Rows from a figure dataset

┄┄┄┄┄┄┄┄┄┄┄┄┄┄┄┄┄┄┄┄

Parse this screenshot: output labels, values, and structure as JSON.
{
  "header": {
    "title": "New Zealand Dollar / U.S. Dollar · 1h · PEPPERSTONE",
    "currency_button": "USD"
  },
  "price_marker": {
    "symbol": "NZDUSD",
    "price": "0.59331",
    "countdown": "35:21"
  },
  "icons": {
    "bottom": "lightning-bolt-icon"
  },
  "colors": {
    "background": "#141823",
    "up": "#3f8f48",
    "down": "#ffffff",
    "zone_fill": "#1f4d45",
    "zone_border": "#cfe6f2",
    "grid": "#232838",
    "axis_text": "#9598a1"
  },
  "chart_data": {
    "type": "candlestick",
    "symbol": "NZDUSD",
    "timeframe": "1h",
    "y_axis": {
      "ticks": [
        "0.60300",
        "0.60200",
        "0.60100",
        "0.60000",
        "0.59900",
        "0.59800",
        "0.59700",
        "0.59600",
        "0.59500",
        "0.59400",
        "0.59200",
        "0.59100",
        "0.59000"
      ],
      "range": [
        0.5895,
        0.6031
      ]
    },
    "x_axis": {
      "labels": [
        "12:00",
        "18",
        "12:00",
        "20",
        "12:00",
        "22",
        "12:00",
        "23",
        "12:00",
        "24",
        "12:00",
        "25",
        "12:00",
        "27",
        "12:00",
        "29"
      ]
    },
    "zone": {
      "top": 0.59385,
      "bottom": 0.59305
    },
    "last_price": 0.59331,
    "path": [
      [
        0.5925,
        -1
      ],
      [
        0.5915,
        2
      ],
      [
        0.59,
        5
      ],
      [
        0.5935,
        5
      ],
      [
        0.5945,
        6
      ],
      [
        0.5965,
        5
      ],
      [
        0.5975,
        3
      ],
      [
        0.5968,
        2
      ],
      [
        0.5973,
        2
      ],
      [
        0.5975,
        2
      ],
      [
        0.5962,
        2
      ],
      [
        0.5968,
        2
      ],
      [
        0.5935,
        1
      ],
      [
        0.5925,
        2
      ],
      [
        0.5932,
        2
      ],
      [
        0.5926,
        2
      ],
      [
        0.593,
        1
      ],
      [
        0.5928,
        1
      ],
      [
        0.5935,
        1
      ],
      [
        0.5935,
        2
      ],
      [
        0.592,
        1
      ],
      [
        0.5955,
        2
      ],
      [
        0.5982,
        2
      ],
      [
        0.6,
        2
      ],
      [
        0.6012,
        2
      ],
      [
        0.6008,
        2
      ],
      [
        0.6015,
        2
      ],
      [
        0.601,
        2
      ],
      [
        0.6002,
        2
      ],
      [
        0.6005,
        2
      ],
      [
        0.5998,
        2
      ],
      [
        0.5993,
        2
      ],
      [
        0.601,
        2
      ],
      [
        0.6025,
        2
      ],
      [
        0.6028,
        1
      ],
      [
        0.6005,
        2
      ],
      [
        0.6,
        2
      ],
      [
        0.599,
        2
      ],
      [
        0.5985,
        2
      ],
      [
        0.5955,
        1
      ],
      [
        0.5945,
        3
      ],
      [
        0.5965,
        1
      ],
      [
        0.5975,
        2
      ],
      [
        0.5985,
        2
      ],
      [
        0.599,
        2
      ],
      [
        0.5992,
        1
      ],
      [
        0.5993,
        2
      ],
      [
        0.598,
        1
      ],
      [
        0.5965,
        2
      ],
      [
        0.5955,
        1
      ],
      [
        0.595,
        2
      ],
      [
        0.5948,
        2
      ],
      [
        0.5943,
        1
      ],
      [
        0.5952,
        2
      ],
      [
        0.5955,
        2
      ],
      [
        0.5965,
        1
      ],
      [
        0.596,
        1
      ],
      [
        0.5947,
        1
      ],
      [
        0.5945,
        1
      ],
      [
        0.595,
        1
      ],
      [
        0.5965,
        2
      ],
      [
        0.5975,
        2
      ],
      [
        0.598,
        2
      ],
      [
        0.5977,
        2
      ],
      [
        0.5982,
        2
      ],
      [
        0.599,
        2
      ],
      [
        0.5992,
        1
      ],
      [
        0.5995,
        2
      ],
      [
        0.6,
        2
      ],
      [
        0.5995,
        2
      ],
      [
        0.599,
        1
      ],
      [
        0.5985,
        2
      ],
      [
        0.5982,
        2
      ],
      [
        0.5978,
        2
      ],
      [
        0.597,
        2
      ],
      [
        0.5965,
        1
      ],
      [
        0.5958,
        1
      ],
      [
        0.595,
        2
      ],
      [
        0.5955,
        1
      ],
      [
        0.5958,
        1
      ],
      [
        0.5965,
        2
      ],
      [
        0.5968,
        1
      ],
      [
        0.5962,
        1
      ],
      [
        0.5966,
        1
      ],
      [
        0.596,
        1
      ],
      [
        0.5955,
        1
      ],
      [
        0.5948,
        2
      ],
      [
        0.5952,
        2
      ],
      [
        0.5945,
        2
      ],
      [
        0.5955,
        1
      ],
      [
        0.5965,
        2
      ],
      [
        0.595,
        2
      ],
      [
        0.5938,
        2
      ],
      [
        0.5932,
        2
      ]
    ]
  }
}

┄┄┄┄┄┄┄┄┄┄┄┄┄┄┄┄┄┄┄┄

*Exercise description:* Show every line from the listing above in which the string "bottom" appears.

*Task solution:*
    "bottom": "lightning-bolt-icon"
      "bottom": 0.59305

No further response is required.